> INPUT RECORDS:
· · · · · · ·
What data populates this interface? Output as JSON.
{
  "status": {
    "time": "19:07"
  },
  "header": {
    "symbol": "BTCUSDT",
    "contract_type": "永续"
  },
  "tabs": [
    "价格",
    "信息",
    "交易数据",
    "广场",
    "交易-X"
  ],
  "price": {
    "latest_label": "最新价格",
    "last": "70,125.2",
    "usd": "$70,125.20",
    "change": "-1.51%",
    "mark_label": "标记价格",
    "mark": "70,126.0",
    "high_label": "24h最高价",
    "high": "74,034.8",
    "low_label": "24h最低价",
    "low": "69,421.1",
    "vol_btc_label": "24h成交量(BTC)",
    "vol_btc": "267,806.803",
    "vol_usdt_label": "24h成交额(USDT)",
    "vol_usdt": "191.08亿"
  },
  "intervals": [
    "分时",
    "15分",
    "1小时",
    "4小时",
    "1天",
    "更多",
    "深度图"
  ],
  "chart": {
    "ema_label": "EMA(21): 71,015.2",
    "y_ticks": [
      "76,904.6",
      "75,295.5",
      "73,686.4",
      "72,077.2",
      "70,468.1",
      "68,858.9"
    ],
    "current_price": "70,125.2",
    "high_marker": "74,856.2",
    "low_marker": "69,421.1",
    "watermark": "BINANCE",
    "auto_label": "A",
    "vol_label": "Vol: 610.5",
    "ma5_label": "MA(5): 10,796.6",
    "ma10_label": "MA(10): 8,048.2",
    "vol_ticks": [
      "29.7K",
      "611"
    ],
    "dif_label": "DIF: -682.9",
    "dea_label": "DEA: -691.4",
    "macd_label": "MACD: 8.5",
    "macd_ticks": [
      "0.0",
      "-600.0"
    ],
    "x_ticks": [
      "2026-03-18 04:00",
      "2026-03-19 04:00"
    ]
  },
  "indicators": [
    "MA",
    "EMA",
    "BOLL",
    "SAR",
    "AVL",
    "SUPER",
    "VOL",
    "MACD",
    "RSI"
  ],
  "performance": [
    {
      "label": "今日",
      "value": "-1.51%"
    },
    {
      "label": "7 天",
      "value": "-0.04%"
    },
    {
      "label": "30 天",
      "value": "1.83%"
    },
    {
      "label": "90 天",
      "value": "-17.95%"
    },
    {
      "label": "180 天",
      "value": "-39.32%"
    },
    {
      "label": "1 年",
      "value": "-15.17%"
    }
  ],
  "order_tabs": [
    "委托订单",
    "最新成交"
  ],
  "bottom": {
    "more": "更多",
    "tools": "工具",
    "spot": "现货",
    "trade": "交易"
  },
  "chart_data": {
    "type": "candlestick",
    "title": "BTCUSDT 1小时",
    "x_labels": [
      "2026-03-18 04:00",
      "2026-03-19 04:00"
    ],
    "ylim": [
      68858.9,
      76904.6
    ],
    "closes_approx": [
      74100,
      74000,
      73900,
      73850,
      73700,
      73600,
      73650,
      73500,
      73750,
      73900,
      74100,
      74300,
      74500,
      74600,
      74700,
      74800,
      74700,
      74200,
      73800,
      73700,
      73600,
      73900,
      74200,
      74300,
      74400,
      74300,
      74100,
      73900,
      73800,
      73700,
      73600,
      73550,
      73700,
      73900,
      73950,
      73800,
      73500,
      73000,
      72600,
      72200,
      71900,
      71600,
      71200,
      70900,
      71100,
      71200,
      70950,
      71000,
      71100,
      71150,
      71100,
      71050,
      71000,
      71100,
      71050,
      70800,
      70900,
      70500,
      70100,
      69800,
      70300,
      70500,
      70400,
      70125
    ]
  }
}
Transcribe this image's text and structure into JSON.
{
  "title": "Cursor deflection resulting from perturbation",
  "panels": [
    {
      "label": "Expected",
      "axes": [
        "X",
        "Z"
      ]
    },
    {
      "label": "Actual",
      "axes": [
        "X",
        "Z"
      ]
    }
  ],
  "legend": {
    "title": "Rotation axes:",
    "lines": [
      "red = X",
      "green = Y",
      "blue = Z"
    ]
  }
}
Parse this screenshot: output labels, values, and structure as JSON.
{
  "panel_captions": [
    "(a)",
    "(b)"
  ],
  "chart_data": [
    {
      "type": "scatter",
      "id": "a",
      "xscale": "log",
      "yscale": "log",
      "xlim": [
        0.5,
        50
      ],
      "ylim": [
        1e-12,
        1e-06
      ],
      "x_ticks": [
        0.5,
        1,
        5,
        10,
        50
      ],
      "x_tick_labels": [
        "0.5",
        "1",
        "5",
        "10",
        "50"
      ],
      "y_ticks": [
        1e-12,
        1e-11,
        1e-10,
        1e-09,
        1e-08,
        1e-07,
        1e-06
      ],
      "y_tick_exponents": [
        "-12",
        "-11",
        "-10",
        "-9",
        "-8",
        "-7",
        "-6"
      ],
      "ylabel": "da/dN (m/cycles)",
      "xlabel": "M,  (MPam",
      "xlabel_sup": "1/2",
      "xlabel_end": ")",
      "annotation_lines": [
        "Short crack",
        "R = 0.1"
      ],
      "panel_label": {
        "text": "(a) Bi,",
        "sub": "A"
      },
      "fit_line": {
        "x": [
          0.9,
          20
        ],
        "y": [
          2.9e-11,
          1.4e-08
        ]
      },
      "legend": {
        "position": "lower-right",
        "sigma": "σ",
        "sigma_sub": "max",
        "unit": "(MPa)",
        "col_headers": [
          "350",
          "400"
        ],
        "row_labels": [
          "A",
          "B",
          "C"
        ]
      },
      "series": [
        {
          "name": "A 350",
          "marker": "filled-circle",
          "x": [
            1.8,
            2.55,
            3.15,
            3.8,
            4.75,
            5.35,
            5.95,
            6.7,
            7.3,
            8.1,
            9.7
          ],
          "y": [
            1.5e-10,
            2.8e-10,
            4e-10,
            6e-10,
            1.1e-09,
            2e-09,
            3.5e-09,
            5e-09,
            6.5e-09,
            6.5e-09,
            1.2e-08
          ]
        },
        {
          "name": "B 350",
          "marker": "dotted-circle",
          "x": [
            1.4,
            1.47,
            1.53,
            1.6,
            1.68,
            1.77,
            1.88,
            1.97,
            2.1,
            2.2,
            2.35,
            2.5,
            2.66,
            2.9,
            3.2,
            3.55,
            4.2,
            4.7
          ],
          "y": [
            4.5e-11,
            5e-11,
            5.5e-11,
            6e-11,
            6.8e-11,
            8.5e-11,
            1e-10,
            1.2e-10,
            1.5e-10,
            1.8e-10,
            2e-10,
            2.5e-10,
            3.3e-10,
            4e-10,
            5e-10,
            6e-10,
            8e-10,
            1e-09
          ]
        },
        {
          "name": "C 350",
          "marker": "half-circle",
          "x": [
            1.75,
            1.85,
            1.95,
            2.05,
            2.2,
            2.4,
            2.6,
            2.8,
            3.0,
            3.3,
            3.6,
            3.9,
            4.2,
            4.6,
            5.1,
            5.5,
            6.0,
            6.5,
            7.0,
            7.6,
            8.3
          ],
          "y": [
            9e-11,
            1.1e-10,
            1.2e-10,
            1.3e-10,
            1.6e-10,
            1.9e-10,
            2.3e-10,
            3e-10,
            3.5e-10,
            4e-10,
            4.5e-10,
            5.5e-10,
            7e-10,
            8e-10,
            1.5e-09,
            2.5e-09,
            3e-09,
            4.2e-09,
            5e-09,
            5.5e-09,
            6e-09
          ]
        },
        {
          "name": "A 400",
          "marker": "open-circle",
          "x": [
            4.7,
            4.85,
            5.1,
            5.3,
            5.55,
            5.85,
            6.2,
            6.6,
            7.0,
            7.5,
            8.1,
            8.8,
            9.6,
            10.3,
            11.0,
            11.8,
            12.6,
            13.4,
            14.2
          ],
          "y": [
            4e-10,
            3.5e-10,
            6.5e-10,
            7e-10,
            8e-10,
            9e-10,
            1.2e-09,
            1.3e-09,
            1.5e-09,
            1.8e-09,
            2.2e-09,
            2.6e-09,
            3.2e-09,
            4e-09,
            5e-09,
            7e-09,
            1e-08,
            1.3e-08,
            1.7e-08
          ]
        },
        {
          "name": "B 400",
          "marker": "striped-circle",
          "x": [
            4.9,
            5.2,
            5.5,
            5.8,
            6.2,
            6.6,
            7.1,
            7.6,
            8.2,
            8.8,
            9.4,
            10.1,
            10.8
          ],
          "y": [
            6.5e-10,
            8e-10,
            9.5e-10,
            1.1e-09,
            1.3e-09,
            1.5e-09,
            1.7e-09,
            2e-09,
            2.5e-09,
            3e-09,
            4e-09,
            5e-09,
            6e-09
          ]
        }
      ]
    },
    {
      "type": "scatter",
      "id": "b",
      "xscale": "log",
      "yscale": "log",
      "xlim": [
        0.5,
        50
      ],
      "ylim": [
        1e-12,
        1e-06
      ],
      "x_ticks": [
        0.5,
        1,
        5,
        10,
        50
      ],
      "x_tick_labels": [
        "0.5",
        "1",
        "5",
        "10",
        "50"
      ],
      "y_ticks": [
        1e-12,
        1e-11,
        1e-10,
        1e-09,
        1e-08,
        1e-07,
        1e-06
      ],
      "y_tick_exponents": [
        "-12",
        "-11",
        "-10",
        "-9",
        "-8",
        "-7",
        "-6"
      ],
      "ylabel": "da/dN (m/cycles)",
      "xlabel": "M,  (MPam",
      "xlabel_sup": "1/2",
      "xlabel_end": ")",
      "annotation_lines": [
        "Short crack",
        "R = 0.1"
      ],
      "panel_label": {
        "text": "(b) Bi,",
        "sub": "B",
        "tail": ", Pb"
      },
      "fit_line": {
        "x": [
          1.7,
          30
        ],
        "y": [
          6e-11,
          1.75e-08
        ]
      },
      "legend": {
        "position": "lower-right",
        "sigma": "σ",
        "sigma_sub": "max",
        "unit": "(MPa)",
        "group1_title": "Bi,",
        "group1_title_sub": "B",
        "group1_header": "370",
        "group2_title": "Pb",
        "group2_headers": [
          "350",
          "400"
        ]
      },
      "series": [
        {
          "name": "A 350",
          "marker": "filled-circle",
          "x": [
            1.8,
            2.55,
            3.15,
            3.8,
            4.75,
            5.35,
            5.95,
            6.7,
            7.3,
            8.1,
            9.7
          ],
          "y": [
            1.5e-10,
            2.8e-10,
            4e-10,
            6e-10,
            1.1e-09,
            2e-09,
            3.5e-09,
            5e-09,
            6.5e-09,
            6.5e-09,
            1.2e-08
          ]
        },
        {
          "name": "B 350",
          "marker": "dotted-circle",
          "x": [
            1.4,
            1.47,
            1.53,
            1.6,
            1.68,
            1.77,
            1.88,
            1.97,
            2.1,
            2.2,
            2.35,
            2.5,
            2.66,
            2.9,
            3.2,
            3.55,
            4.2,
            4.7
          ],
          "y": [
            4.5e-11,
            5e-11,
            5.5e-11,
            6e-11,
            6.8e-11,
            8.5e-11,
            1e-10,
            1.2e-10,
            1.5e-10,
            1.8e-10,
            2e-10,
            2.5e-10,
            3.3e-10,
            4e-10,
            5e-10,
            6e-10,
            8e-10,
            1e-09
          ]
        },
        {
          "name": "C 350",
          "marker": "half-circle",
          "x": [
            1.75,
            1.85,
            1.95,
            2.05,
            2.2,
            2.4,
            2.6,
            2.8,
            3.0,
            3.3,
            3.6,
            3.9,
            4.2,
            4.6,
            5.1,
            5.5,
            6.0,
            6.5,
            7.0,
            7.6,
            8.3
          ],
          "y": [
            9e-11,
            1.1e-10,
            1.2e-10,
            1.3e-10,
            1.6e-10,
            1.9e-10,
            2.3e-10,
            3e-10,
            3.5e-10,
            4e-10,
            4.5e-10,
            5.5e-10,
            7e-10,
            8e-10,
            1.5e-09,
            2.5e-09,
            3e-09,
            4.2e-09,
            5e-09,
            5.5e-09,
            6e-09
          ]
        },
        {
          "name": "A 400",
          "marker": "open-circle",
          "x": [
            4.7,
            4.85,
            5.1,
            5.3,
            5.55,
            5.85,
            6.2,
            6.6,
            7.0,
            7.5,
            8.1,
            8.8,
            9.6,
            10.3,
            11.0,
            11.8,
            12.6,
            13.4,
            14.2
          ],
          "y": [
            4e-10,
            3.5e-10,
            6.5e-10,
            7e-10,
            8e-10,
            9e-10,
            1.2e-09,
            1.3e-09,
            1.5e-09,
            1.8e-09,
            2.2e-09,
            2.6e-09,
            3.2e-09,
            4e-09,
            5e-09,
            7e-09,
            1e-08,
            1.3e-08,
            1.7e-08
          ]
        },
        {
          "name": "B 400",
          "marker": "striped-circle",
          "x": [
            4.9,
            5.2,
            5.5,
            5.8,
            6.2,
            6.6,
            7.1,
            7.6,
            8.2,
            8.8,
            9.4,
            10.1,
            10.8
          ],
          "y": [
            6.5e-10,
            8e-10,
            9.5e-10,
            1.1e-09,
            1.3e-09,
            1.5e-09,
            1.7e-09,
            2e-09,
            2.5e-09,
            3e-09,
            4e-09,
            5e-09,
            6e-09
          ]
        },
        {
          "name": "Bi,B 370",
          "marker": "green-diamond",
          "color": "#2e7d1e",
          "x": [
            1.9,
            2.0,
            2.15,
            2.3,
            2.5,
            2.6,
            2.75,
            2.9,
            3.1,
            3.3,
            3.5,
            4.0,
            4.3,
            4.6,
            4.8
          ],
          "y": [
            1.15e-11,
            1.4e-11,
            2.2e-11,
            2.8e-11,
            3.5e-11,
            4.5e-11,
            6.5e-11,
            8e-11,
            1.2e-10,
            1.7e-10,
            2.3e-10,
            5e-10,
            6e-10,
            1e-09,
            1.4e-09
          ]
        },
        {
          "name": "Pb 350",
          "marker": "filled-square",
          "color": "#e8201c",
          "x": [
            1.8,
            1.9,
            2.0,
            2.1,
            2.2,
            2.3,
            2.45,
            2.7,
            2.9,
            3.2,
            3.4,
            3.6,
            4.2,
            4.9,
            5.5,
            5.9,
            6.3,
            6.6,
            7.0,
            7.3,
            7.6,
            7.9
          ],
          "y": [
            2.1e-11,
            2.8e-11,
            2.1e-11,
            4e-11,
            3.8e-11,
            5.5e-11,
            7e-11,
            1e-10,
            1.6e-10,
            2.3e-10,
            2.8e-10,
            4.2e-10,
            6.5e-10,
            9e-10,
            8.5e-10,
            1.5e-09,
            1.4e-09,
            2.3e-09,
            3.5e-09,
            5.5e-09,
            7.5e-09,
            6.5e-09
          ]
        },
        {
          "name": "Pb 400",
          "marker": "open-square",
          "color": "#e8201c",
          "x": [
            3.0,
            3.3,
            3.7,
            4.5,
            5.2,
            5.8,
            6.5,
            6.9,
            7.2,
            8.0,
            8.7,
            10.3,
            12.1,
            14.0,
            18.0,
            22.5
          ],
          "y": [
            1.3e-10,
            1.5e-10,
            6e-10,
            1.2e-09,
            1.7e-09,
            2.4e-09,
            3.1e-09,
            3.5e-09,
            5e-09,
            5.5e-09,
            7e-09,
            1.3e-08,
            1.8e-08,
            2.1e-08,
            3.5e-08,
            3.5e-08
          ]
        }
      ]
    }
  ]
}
· · · · · · ·
> TO BE DONE: Only lines that contain the word "this" are wanted; copy each of them.

> FULL OUTPUT:
What data populates this interface? Output as JSON.
Transcribe this image's text and structure into JSON.
Parse this screenshot: output labels, values, and structure as JSON.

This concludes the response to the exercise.